_Given problem:_ Scan the material and copy every line in which "photo" appears.

--- start Input data ---

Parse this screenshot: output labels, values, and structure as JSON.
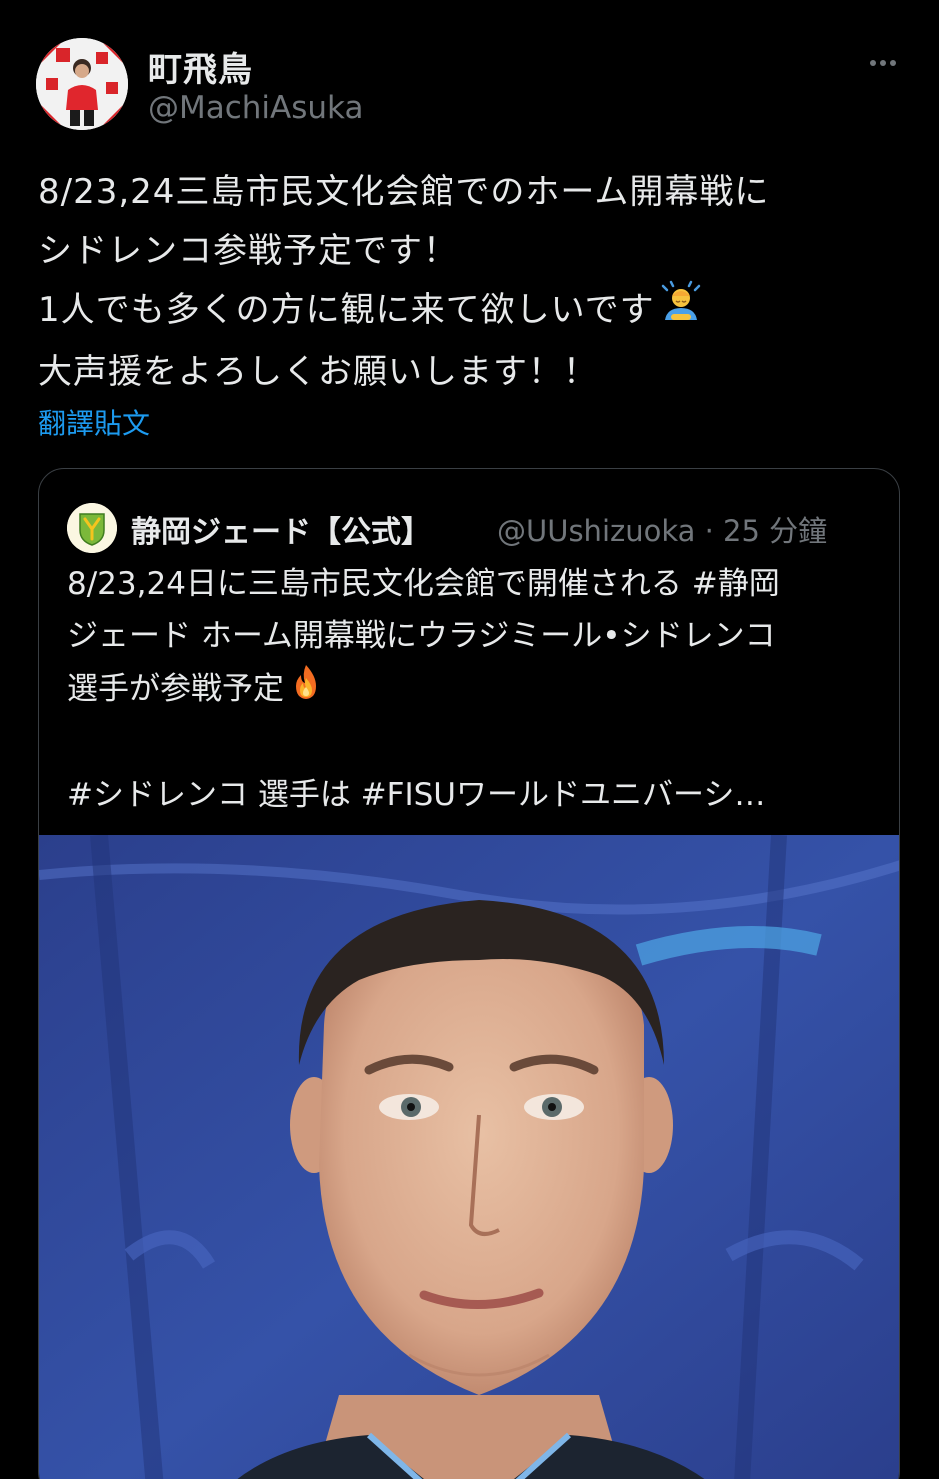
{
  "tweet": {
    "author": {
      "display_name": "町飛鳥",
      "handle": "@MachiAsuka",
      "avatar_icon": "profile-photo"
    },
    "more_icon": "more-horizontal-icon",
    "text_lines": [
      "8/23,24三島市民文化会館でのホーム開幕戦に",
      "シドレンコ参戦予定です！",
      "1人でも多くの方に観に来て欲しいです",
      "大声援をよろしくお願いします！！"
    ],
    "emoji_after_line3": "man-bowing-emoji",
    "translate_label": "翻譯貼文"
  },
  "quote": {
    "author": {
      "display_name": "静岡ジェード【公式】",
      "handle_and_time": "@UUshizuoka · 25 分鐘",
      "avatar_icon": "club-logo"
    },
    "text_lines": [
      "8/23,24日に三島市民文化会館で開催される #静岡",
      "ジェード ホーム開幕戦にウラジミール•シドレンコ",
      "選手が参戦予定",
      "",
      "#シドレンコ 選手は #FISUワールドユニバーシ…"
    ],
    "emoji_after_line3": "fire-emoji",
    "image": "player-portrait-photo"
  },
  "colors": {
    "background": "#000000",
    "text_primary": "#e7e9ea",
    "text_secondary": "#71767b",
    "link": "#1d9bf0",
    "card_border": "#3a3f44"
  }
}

--- end Input data ---
--- start Input data ---

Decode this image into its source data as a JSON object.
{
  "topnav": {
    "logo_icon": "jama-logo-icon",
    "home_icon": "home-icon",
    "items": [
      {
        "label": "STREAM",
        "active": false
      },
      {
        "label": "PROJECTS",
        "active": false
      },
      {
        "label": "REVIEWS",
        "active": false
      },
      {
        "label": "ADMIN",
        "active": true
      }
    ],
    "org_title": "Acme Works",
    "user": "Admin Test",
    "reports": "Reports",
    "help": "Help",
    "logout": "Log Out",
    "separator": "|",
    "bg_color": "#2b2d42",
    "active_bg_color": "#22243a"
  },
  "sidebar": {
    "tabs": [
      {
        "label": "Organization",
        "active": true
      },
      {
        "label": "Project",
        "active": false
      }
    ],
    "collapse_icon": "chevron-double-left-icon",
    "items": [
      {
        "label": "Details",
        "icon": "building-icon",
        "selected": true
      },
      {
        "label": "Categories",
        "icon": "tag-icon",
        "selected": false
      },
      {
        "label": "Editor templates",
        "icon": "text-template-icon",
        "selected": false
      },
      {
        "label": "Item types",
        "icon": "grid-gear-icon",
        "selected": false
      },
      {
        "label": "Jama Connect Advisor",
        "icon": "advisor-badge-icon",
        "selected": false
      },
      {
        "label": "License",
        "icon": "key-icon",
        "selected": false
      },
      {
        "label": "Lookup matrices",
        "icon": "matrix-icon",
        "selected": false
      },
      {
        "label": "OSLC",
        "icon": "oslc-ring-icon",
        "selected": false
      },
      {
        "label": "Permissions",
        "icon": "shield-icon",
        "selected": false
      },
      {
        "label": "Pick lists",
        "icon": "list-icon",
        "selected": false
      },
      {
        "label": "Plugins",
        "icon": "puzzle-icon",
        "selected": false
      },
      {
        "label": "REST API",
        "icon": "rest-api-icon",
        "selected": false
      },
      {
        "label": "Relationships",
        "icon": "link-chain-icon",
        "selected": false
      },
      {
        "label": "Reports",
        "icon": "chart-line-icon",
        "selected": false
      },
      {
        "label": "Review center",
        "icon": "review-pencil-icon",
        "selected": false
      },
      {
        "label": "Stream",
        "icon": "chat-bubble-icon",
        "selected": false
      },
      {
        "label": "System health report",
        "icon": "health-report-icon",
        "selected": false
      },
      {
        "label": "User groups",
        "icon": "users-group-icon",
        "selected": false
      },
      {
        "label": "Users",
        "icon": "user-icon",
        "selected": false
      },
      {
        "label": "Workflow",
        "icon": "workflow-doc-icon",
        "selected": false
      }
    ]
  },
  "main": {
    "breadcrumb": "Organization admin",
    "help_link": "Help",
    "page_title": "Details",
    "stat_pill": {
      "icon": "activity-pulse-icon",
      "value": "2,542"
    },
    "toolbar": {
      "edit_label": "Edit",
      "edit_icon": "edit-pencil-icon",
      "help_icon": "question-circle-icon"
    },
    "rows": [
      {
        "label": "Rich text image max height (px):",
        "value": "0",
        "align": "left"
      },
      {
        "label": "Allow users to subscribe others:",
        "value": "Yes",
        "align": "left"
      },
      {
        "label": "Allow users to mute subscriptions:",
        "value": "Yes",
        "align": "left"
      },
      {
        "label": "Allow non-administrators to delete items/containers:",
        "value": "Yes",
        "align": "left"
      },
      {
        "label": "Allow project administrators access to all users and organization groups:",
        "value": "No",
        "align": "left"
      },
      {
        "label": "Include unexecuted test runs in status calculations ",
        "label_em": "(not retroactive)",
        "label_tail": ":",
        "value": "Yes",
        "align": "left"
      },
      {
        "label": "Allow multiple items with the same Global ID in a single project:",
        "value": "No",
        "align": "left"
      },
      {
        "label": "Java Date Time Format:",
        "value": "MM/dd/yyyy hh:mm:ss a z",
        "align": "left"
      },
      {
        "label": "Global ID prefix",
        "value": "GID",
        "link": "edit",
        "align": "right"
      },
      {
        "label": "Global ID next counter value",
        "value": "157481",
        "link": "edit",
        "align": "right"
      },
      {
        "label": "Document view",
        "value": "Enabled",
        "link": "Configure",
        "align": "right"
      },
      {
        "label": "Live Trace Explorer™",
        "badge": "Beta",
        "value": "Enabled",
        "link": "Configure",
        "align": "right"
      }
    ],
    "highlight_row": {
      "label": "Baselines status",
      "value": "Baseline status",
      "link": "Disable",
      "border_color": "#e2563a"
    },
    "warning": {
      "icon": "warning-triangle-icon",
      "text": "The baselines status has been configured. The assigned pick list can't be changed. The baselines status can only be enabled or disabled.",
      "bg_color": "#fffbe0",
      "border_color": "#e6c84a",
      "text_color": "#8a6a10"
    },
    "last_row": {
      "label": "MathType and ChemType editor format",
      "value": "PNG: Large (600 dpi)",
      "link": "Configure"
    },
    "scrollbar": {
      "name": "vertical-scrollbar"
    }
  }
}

--- end Input data ---

_Finished task:_
      "avatar_icon": "profile-photo"
    "image": "player-portrait-photo"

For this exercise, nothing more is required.